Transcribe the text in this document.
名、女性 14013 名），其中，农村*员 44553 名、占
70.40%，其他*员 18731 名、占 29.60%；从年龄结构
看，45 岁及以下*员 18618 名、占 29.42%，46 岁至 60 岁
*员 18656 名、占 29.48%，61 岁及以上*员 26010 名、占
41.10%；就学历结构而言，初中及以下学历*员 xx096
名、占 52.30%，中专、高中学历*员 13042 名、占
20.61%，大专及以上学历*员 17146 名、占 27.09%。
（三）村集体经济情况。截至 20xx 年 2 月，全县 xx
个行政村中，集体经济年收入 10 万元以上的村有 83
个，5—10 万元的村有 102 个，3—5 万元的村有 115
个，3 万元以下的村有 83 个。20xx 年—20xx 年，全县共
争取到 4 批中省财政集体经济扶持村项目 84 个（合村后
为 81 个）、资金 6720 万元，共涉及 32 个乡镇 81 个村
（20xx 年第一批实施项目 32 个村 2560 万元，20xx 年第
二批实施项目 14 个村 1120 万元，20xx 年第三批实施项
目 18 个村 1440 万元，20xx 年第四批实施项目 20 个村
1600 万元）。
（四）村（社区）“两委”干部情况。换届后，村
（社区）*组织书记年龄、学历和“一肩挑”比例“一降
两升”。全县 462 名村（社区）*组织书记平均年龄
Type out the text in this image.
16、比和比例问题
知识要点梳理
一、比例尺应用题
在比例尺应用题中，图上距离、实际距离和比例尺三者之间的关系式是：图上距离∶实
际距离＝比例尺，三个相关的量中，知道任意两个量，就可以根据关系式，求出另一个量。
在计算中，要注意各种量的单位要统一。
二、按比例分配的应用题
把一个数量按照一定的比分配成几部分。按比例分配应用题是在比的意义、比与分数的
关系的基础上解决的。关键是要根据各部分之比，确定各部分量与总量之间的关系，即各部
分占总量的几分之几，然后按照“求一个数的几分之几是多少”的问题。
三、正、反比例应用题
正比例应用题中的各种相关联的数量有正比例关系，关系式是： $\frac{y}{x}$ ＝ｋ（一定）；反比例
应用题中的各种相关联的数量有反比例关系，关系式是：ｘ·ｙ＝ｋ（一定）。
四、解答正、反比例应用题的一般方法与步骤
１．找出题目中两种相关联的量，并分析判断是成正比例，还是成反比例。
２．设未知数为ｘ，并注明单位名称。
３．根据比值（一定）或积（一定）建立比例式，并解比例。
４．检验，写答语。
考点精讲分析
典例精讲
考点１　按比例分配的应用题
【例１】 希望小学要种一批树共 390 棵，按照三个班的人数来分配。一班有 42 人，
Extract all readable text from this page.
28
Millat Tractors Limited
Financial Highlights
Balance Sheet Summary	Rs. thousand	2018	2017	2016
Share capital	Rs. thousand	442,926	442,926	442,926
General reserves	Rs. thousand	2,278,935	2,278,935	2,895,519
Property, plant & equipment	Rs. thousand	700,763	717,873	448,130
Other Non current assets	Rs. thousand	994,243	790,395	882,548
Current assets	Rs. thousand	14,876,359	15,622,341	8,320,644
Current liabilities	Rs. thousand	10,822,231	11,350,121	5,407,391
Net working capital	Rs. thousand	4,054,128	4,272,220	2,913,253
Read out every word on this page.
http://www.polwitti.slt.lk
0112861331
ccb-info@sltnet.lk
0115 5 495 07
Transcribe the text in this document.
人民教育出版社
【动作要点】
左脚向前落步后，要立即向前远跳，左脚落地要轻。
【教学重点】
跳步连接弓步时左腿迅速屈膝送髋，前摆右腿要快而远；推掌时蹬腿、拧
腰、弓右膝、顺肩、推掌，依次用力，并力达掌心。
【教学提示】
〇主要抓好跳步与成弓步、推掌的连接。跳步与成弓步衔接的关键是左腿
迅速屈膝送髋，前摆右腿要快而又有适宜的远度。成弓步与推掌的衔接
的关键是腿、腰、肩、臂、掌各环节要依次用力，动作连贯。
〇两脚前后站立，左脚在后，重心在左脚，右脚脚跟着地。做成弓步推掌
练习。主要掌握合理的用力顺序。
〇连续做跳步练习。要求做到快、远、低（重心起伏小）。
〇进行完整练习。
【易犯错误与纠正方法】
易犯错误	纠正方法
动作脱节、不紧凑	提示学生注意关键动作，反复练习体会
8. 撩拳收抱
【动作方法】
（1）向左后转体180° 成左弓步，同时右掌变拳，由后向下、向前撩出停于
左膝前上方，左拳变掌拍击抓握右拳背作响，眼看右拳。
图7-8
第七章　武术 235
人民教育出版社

Work to do
All of the data shown above must be copied exactly.

Complete answer
Transcribe the text in this document.
名、女性 14013 名），其中，农村*员 44553 名、占
70.40%，其他*员 18731 名、占 29.60%；从年龄结构
看，45 岁及以下*员 18618 名、占 29.42%，46 岁至 60 岁
*员 18656 名、占 29.48%，61 岁及以上*员 26010 名、占
41.10%；就学历结构而言，初中及以下学历*员 xx096
名、占 52.30%，中专、高中学历*员 13042 名、占
20.61%，大专及以上学历*员 17146 名、占 27.09%。
（三）村集体经济情况。截至 20xx 年 2 月，全县 xx
个行政村中，集体经济年收入 10 万元以上的村有 83
个，5—10 万元的村有 102 个，3—5 万元的村有 115
个，3 万元以下的村有 83 个。20xx 年—20xx 年，全县共
争取到 4 批中省财政集体经济扶持村项目 84 个（合村后
为 81 个）、资金 6720 万元，共涉及 32 个乡镇 81 个村
（20xx 年第一批实施项目 32 个村 2560 万元，20xx 年第
二批实施项目 14 个村 1120 万元，20xx 年第三批实施项
目 18 个村 1440 万元，20xx 年第四批实施项目 20 个村
1600 万元）。
（四）村（社区）“两委”干部情况。换届后，村
（社区）*组织书记年龄、学历和“一肩挑”比例“一降
两升”。全县 462 名村（社区）*组织书记平均年龄
Type out the text in this image.
16、比和比例问题
知识要点梳理
一、比例尺应用题
在比例尺应用题中，图上距离、实际距离和比例尺三者之间的关系式是：图上距离∶实
际距离＝比例尺，三个相关的量中，知道任意两个量，就可以根据关系式，求出另一个量。
在计算中，要注意各种量的单位要统一。
二、按比例分配的应用题
把一个数量按照一定的比分配成几部分。按比例分配应用题是在比的意义、比与分数的
关系的基础上解决的。关键是要根据各部分之比，确定各部分量与总量之间的关系，即各部
分占总量的几分之几，然后按照“求一个数的几分之几是多少”的问题。
三、正、反比例应用题
正比例应用题中的各种相关联的数量有正比例关系，关系式是： $\frac{y}{x}$ ＝ｋ（一定）；反比例
应用题中的各种相关联的数量有反比例关系，关系式是：ｘ·ｙ＝ｋ（一定）。
四、解答正、反比例应用题的一般方法与步骤
１．找出题目中两种相关联的量，并分析判断是成正比例，还是成反比例。
２．设未知数为ｘ，并注明单位名称。
３．根据比值（一定）或积（一定）建立比例式，并解比例。
４．检验，写答语。
考点精讲分析
典例精讲
考点１　按比例分配的应用题
【例１】 希望小学要种一批树共 390 棵，按照三个班的人数来分配。一班有 42 人，
Extract all readable text from this page.
28
Millat Tractors Limited
Financial Highlights
Balance Sheet Summary	Rs. thousand	2018	2017	2016
Share capital	Rs. thousand	442,926	442,926	442,926
General reserves	Rs. thousand	2,278,935	2,278,935	2,895,519
Property, plant & equipment	Rs. thousand	700,763	717,873	448,130
Other Non current assets	Rs. thousand	994,243	790,395	882,548
Current assets	Rs. thousand	14,876,359	15,622,341	8,320,644
Current liabilities	Rs. thousand	10,822,231	11,350,121	5,407,391
Net working capital	Rs. thousand	4,054,128	4,272,220	2,913,253
Read out every word on this page.
http://www.polwitti.slt.lk
0112861331
ccb-info@sltnet.lk
0115 5 495 07
Transcribe the text in this document.
人民教育出版社
【动作要点】
左脚向前落步后，要立即向前远跳，左脚落地要轻。
【教学重点】
跳步连接弓步时左腿迅速屈膝送髋，前摆右腿要快而远；推掌时蹬腿、拧
腰、弓右膝、顺肩、推掌，依次用力，并力达掌心。
【教学提示】
〇主要抓好跳步与成弓步、推掌的连接。跳步与成弓步衔接的关键是左腿
迅速屈膝送髋，前摆右腿要快而又有适宜的远度。成弓步与推掌的衔接
的关键是腿、腰、肩、臂、掌各环节要依次用力，动作连贯。
〇两脚前后站立，左脚在后，重心在左脚，右脚脚跟着地。做成弓步推掌
练习。主要掌握合理的用力顺序。
〇连续做跳步练习。要求做到快、远、低（重心起伏小）。
〇进行完整练习。
【易犯错误与纠正方法】
易犯错误	纠正方法
动作脱节、不紧凑	提示学生注意关键动作，反复练习体会
8. 撩拳收抱
【动作方法】
（1）向左后转体180° 成左弓步，同时右掌变拳，由后向下、向前撩出停于
左膝前上方，左拳变掌拍击抓握右拳背作响，眼看右拳。
图7-8
第七章　武术 235
人民教育出版社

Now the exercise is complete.